Your copy of the material must match it exactly, except that pictures are dropped.

— BEGIN Data listing —

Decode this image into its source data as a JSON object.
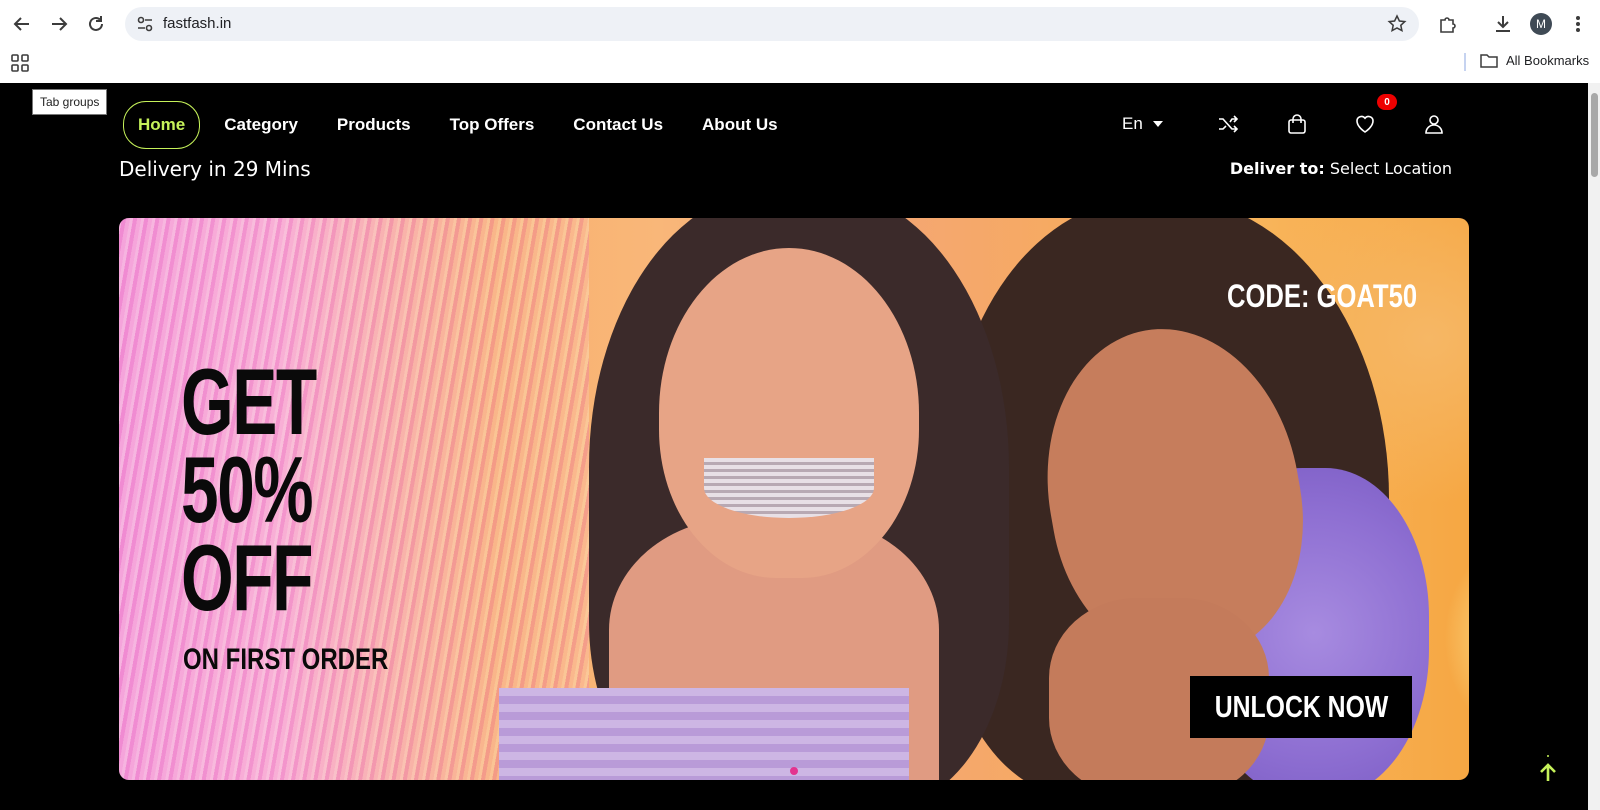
{
  "browser": {
    "url": "fastfash.in",
    "profile_initial": "M",
    "bookmarks_label": "All Bookmarks",
    "tooltip": "Tab groups"
  },
  "site": {
    "nav": [
      {
        "label": "Home",
        "active": true
      },
      {
        "label": "Category"
      },
      {
        "label": "Products"
      },
      {
        "label": "Top Offers"
      },
      {
        "label": "Contact Us"
      },
      {
        "label": "About Us"
      }
    ],
    "language": "En",
    "wishlist_count": "0",
    "delivery_text": "Delivery in 29 Mins",
    "deliver_to_label": "Deliver to:",
    "deliver_to_value": "Select Location",
    "accent_color": "#c6f25a"
  },
  "banner": {
    "headline_lines": [
      "GET",
      "50%",
      "OFF"
    ],
    "subline": "ON FIRST ORDER",
    "code": "CODE: GOAT50",
    "cta": "UNLOCK NOW"
  }
}
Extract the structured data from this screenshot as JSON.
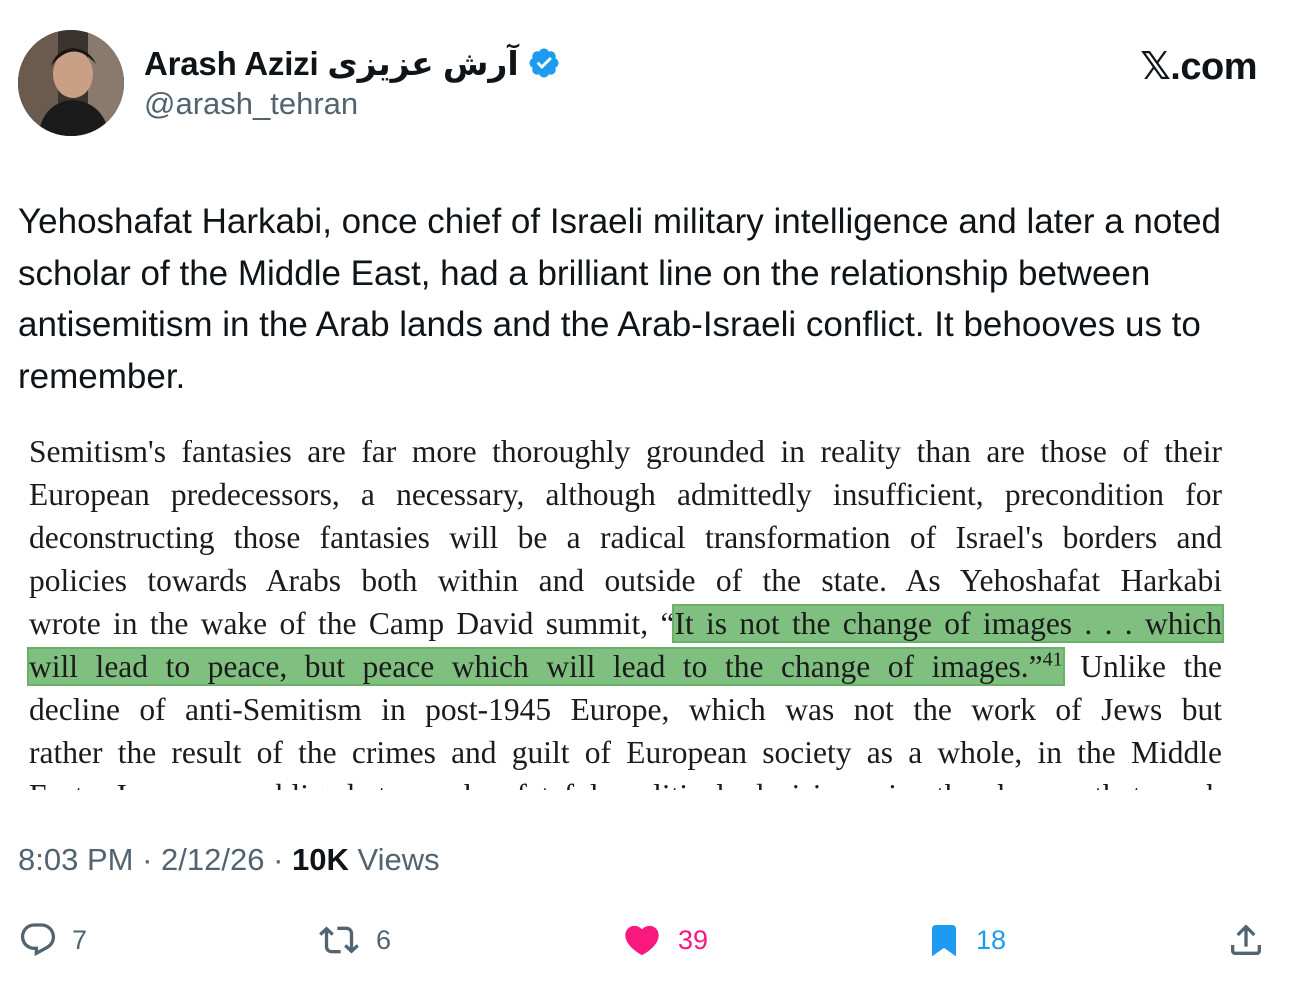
{
  "author": {
    "display_name": "Arash Azizi آرش عزیزی",
    "handle": "@arash_tehran",
    "verified_icon": "verified-badge-icon"
  },
  "brand": "𝕏.com",
  "tweet": {
    "text": "Yehoshafat Harkabi, once chief of Israeli military intelligence and later a noted scholar of the Middle East, had a brilliant line on the relationship between antisemitism in the Arab lands and the Arab-Israeli conflict. It behooves us to remember."
  },
  "excerpt": {
    "line1": "Semitism's fantasies are far more thoroughly grounded in reality than are those of their",
    "line2": "European predecessors, a necessary, although admittedly insufficient, precondition for",
    "line3": "deconstructing those fantasies will be a radical transformation of Israel's borders and",
    "line4": "policies towards Arabs both within and outside of the state. As Yehoshafat Harkabi",
    "line5_pre": "wrote in the wake of the Camp David summit, “",
    "line5_hl": "It is not the change of images . . . which",
    "line6_hl": "will lead to peace, but peace which will lead to the change of images.”",
    "line6_sup": "41",
    "line6_post": " Unlike the",
    "line7": "decline of anti-Semitism in post-1945 Europe, which was not the work of Jews but",
    "line8": "rather the result of the crimes and guilt of European society as a whole, in the Middle",
    "line9": "East, Jews are obliged to make fateful political decisions in the hopes that such",
    "highlight_color": "#7fbf7f"
  },
  "meta": {
    "time": "8:03 PM",
    "sep1": " · ",
    "date": "2/12/26",
    "sep2": " · ",
    "views_count": "10K",
    "views_label": " Views"
  },
  "actions": {
    "replies": "7",
    "reposts": "6",
    "likes": "39",
    "bookmarks": "18",
    "like_color": "#f91880",
    "bookmark_color": "#1d9bf0"
  }
}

— END Data listing —

_Full solution_
Decode this image into its source data as a JSON object.
{
  "browser": {
    "url": "fastfash.in",
    "profile_initial": "M",
    "bookmarks_label": "All Bookmarks",
    "tooltip": "Tab groups"
  },
  "site": {
    "nav": [
      {
        "label": "Home",
        "active": true
      },
      {
        "label": "Category"
      },
      {
        "label": "Products"
      },
      {
        "label": "Top Offers"
      },
      {
        "label": "Contact Us"
      },
      {
        "label": "About Us"
      }
    ],
    "language": "En",
    "wishlist_count": "0",
    "delivery_text": "Delivery in 29 Mins",
    "deliver_to_label": "Deliver to:",
    "deliver_to_value": "Select Location",
    "accent_color": "#c6f25a"
  },
  "banner": {
    "headline_lines": [
      "GET",
      "50%",
      "OFF"
    ],
    "subline": "ON FIRST ORDER",
    "code": "CODE: GOAT50",
    "cta": "UNLOCK NOW"
  }
}
Extract the structured data from this screenshot as JSON.
{
  "author": {
    "display_name": "Arash Azizi آرش عزیزی",
    "handle": "@arash_tehran",
    "verified_icon": "verified-badge-icon"
  },
  "brand": "𝕏.com",
  "tweet": {
    "text": "Yehoshafat Harkabi, once chief of Israeli military intelligence and later a noted scholar of the Middle East, had a brilliant line on the relationship between antisemitism in the Arab lands and the Arab-Israeli conflict. It behooves us to remember."
  },
  "excerpt": {
    "line1": "Semitism's fantasies are far more thoroughly grounded in reality than are those of their",
    "line2": "European predecessors, a necessary, although admittedly insufficient, precondition for",
    "line3": "deconstructing those fantasies will be a radical transformation of Israel's borders and",
    "line4": "policies towards Arabs both within and outside of the state. As Yehoshafat Harkabi",
    "line5_pre": "wrote in the wake of the Camp David summit, “",
    "line5_hl": "It is not the change of images . . . which",
    "line6_hl": "will lead to peace, but peace which will lead to the change of images.”",
    "line6_sup": "41",
    "line6_post": " Unlike the",
    "line7": "decline of anti-Semitism in post-1945 Europe, which was not the work of Jews but",
    "line8": "rather the result of the crimes and guilt of European society as a whole, in the Middle",
    "line9": "East, Jews are obliged to make fateful political decisions in the hopes that such",
    "highlight_color": "#7fbf7f"
  },
  "meta": {
    "time": "8:03 PM",
    "sep1": " · ",
    "date": "2/12/26",
    "sep2": " · ",
    "views_count": "10K",
    "views_label": " Views"
  },
  "actions": {
    "replies": "7",
    "reposts": "6",
    "likes": "39",
    "bookmarks": "18",
    "like_color": "#f91880",
    "bookmark_color": "#1d9bf0"
  }
}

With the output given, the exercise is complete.